Exercise: Any pictures in the records below should be skipped; write out everything else exactly.

++++ Source data

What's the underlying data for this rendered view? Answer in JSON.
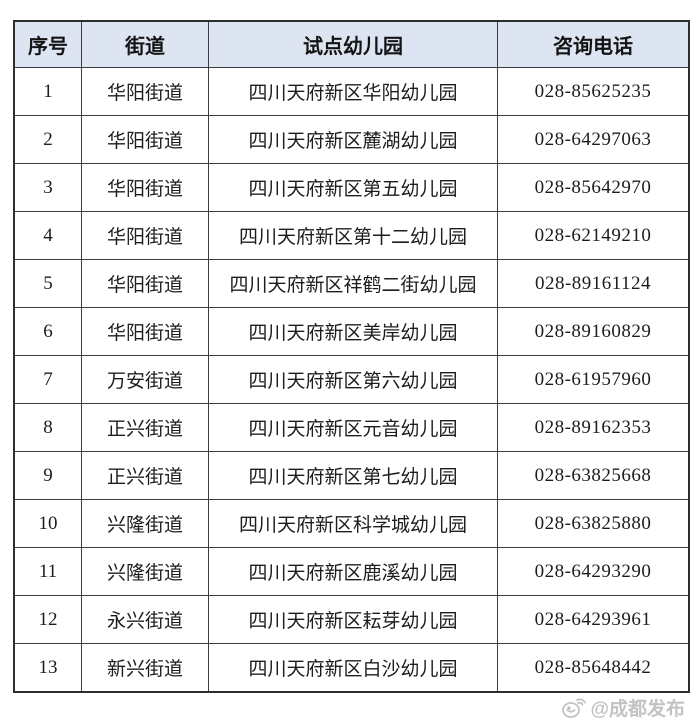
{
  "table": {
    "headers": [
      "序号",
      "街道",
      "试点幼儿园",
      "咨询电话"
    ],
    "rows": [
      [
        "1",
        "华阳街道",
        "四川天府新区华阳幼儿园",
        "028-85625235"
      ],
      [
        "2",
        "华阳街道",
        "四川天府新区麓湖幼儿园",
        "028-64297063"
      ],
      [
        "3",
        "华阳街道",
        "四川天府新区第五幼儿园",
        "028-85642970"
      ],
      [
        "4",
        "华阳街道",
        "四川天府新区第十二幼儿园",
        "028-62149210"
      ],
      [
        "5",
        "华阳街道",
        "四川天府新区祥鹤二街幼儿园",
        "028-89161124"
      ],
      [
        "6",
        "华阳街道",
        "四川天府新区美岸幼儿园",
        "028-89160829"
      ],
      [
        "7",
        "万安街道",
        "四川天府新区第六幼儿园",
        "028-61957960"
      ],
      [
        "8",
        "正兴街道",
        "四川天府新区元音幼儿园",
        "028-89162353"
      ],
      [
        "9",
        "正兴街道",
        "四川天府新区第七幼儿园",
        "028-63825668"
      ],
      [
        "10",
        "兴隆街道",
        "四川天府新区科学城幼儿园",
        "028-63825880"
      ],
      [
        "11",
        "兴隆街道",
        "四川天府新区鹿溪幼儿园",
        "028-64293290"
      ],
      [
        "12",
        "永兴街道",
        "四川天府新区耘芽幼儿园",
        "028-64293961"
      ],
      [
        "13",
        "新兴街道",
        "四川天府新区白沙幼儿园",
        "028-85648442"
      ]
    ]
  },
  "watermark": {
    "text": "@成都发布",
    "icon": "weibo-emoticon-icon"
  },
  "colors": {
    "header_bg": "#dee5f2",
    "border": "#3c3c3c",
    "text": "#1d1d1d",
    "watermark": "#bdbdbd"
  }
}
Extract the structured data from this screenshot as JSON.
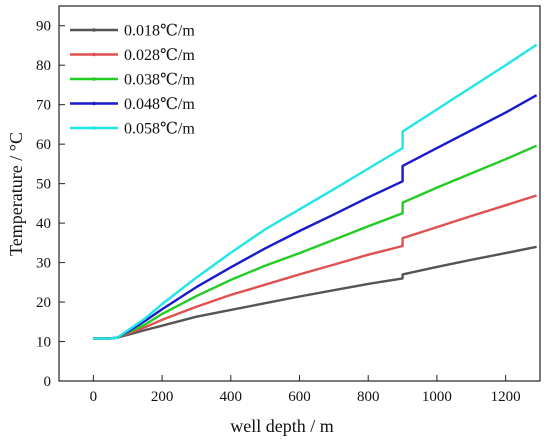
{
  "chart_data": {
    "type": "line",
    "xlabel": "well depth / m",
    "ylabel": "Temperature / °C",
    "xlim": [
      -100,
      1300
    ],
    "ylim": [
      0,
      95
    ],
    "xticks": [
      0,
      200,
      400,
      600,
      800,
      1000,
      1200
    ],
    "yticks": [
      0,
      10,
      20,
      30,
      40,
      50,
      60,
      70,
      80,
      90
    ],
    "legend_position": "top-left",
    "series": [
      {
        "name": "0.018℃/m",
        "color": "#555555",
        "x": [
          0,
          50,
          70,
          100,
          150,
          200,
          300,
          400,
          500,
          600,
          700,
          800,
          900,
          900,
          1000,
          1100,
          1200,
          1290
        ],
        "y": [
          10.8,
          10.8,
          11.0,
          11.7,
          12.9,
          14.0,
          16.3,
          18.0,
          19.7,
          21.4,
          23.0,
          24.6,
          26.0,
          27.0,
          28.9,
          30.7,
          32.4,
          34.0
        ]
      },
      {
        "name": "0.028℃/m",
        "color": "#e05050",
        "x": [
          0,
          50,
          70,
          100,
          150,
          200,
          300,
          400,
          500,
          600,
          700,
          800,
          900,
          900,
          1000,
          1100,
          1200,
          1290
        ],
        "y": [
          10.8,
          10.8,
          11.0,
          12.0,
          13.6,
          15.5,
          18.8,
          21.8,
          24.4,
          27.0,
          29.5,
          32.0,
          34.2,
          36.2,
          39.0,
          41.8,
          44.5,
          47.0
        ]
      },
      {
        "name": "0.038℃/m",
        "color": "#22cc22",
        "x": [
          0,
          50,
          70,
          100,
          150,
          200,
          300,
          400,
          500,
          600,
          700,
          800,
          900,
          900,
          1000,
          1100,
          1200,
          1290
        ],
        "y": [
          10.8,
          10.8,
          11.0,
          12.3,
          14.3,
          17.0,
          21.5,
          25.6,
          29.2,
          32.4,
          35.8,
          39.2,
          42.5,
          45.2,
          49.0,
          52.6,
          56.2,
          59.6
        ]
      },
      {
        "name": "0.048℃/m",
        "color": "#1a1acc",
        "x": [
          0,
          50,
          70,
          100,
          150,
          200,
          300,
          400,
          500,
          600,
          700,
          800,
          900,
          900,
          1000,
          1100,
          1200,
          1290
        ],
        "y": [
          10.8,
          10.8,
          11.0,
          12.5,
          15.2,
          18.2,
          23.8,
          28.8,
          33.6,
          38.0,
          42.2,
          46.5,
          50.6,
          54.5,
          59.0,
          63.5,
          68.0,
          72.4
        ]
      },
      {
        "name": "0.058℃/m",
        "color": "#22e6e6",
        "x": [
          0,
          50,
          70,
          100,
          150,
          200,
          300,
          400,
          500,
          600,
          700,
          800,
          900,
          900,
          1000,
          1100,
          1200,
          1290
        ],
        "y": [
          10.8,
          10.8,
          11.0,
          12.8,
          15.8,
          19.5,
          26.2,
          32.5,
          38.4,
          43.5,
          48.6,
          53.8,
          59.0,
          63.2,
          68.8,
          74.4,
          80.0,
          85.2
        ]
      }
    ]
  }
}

++++++++

Response to this task:
What's the underlying data for this rendered view? Answer in JSON.
{
  "table": {
    "headers": [
      "序号",
      "街道",
      "试点幼儿园",
      "咨询电话"
    ],
    "rows": [
      [
        "1",
        "华阳街道",
        "四川天府新区华阳幼儿园",
        "028-85625235"
      ],
      [
        "2",
        "华阳街道",
        "四川天府新区麓湖幼儿园",
        "028-64297063"
      ],
      [
        "3",
        "华阳街道",
        "四川天府新区第五幼儿园",
        "028-85642970"
      ],
      [
        "4",
        "华阳街道",
        "四川天府新区第十二幼儿园",
        "028-62149210"
      ],
      [
        "5",
        "华阳街道",
        "四川天府新区祥鹤二街幼儿园",
        "028-89161124"
      ],
      [
        "6",
        "华阳街道",
        "四川天府新区美岸幼儿园",
        "028-89160829"
      ],
      [
        "7",
        "万安街道",
        "四川天府新区第六幼儿园",
        "028-61957960"
      ],
      [
        "8",
        "正兴街道",
        "四川天府新区元音幼儿园",
        "028-89162353"
      ],
      [
        "9",
        "正兴街道",
        "四川天府新区第七幼儿园",
        "028-63825668"
      ],
      [
        "10",
        "兴隆街道",
        "四川天府新区科学城幼儿园",
        "028-63825880"
      ],
      [
        "11",
        "兴隆街道",
        "四川天府新区鹿溪幼儿园",
        "028-64293290"
      ],
      [
        "12",
        "永兴街道",
        "四川天府新区耘芽幼儿园",
        "028-64293961"
      ],
      [
        "13",
        "新兴街道",
        "四川天府新区白沙幼儿园",
        "028-85648442"
      ]
    ]
  },
  "watermark": {
    "text": "@成都发布",
    "icon": "weibo-emoticon-icon"
  },
  "colors": {
    "header_bg": "#dee5f2",
    "border": "#3c3c3c",
    "text": "#1d1d1d",
    "watermark": "#bdbdbd"
  }
}
Extract the structured data from this screenshot as JSON.
{
  "chart_data": {
    "type": "line",
    "xlabel": "well depth / m",
    "ylabel": "Temperature / °C",
    "xlim": [
      -100,
      1300
    ],
    "ylim": [
      0,
      95
    ],
    "xticks": [
      0,
      200,
      400,
      600,
      800,
      1000,
      1200
    ],
    "yticks": [
      0,
      10,
      20,
      30,
      40,
      50,
      60,
      70,
      80,
      90
    ],
    "legend_position": "top-left",
    "series": [
      {
        "name": "0.018℃/m",
        "color": "#555555",
        "x": [
          0,
          50,
          70,
          100,
          150,
          200,
          300,
          400,
          500,
          600,
          700,
          800,
          900,
          900,
          1000,
          1100,
          1200,
          1290
        ],
        "y": [
          10.8,
          10.8,
          11.0,
          11.7,
          12.9,
          14.0,
          16.3,
          18.0,
          19.7,
          21.4,
          23.0,
          24.6,
          26.0,
          27.0,
          28.9,
          30.7,
          32.4,
          34.0
        ]
      },
      {
        "name": "0.028℃/m",
        "color": "#e05050",
        "x": [
          0,
          50,
          70,
          100,
          150,
          200,
          300,
          400,
          500,
          600,
          700,
          800,
          900,
          900,
          1000,
          1100,
          1200,
          1290
        ],
        "y": [
          10.8,
          10.8,
          11.0,
          12.0,
          13.6,
          15.5,
          18.8,
          21.8,
          24.4,
          27.0,
          29.5,
          32.0,
          34.2,
          36.2,
          39.0,
          41.8,
          44.5,
          47.0
        ]
      },
      {
        "name": "0.038℃/m",
        "color": "#22cc22",
        "x": [
          0,
          50,
          70,
          100,
          150,
          200,
          300,
          400,
          500,
          600,
          700,
          800,
          900,
          900,
          1000,
          1100,
          1200,
          1290
        ],
        "y": [
          10.8,
          10.8,
          11.0,
          12.3,
          14.3,
          17.0,
          21.5,
          25.6,
          29.2,
          32.4,
          35.8,
          39.2,
          42.5,
          45.2,
          49.0,
          52.6,
          56.2,
          59.6
        ]
      },
      {
        "name": "0.048℃/m",
        "color": "#1a1acc",
        "x": [
          0,
          50,
          70,
          100,
          150,
          200,
          300,
          400,
          500,
          600,
          700,
          800,
          900,
          900,
          1000,
          1100,
          1200,
          1290
        ],
        "y": [
          10.8,
          10.8,
          11.0,
          12.5,
          15.2,
          18.2,
          23.8,
          28.8,
          33.6,
          38.0,
          42.2,
          46.5,
          50.6,
          54.5,
          59.0,
          63.5,
          68.0,
          72.4
        ]
      },
      {
        "name": "0.058℃/m",
        "color": "#22e6e6",
        "x": [
          0,
          50,
          70,
          100,
          150,
          200,
          300,
          400,
          500,
          600,
          700,
          800,
          900,
          900,
          1000,
          1100,
          1200,
          1290
        ],
        "y": [
          10.8,
          10.8,
          11.0,
          12.8,
          15.8,
          19.5,
          26.2,
          32.5,
          38.4,
          43.5,
          48.6,
          53.8,
          59.0,
          63.2,
          68.8,
          74.4,
          80.0,
          85.2
        ]
      }
    ]
  }
}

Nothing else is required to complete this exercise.